STATED GOAL: Only the number is wanted: how many lines contain "为公比的等比数列"?

+++++

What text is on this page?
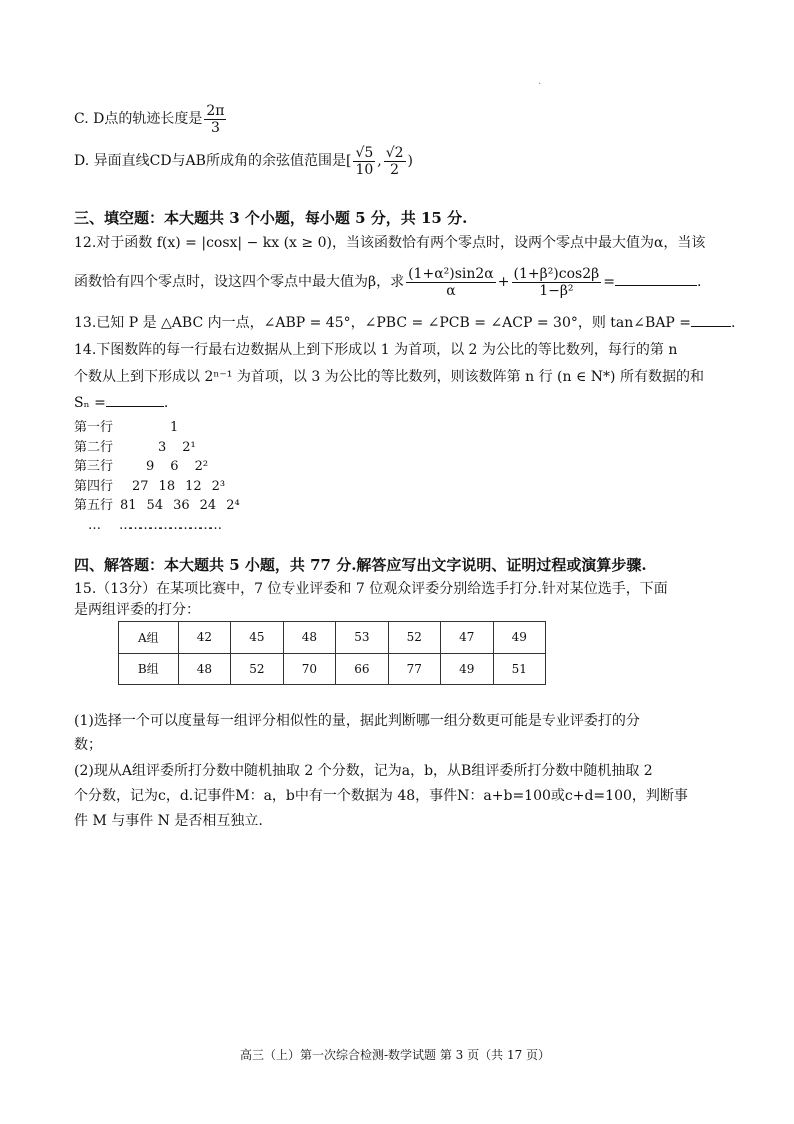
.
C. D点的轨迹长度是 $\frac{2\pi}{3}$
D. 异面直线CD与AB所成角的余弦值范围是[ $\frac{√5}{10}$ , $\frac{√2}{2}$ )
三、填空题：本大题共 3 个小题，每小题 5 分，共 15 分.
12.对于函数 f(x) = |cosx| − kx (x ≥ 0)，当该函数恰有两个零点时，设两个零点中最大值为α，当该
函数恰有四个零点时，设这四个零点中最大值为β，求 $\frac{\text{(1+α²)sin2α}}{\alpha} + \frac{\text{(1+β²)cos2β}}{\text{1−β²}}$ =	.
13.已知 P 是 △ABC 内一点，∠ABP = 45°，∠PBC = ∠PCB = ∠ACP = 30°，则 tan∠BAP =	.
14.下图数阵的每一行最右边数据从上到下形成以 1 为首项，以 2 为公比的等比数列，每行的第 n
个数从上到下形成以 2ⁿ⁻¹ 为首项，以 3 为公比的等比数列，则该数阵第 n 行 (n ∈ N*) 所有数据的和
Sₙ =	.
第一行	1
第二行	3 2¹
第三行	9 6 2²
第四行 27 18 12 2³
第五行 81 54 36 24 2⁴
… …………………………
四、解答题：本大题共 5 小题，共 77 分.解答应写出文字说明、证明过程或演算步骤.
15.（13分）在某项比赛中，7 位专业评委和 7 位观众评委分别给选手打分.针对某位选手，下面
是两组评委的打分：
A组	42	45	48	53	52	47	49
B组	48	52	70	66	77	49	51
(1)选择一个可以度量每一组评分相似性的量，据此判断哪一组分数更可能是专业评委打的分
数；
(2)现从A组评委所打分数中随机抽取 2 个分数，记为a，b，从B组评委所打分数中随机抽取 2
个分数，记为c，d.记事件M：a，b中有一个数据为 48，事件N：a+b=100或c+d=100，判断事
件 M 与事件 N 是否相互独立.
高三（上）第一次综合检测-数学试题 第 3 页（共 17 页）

+++++

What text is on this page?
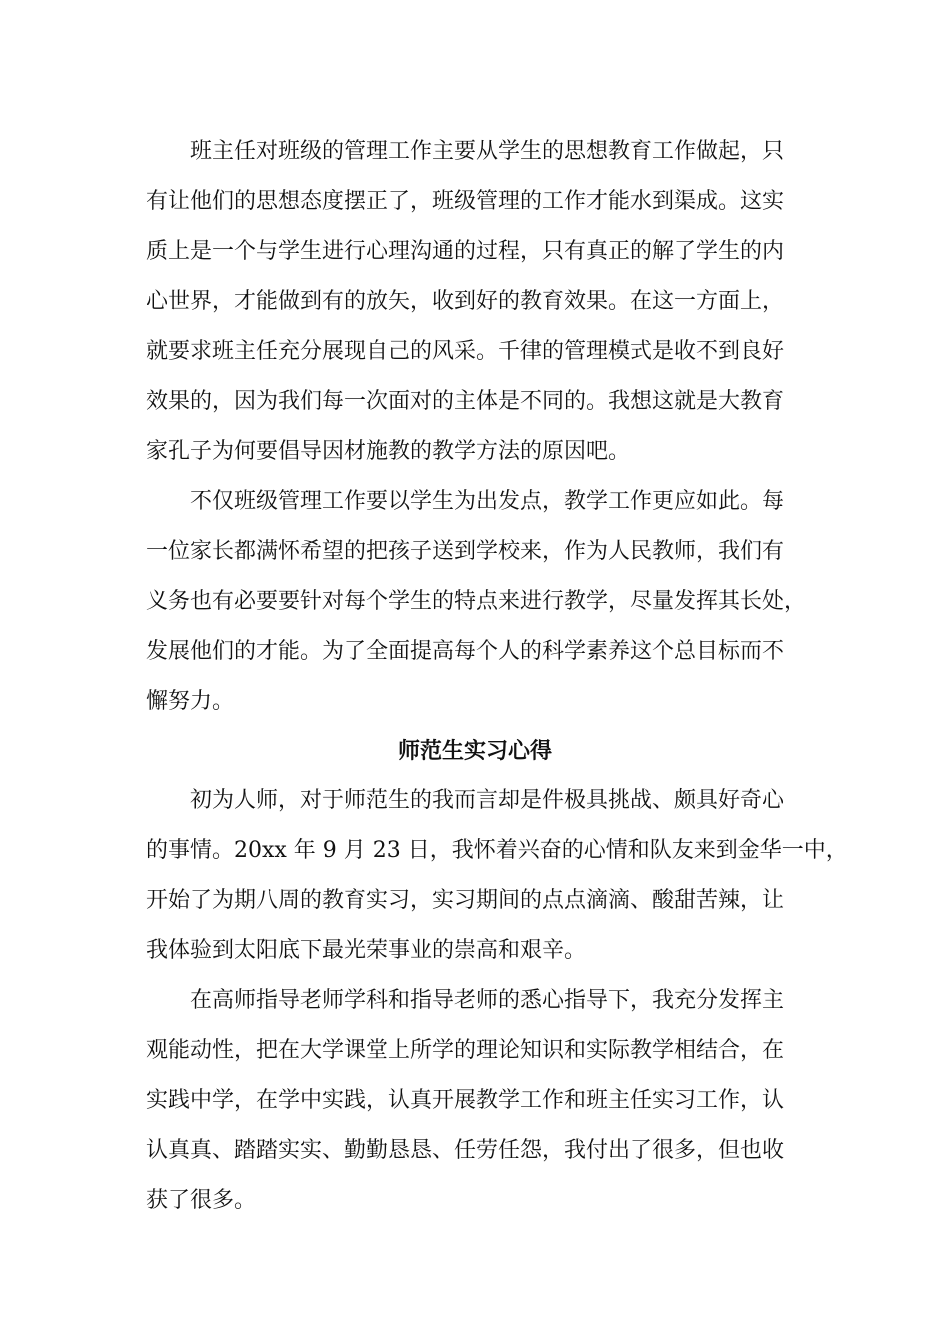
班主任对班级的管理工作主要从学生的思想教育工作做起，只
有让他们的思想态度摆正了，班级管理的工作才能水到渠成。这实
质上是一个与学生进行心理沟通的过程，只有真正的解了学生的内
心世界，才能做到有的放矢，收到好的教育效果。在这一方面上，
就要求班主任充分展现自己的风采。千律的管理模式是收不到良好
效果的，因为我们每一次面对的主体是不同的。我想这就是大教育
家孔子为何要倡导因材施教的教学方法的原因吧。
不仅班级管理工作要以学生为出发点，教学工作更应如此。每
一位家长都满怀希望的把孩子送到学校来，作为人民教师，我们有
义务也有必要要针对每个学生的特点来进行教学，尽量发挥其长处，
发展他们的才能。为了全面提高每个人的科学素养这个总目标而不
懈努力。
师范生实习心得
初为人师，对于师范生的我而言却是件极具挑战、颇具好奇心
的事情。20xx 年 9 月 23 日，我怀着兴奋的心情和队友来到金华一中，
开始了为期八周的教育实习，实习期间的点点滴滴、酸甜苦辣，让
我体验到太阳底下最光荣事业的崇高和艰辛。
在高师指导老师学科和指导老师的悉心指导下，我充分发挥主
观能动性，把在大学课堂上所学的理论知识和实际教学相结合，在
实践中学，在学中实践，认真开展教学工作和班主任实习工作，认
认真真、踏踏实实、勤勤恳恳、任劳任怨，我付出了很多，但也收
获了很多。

+++++

ANSWER TO THIS TASK: 2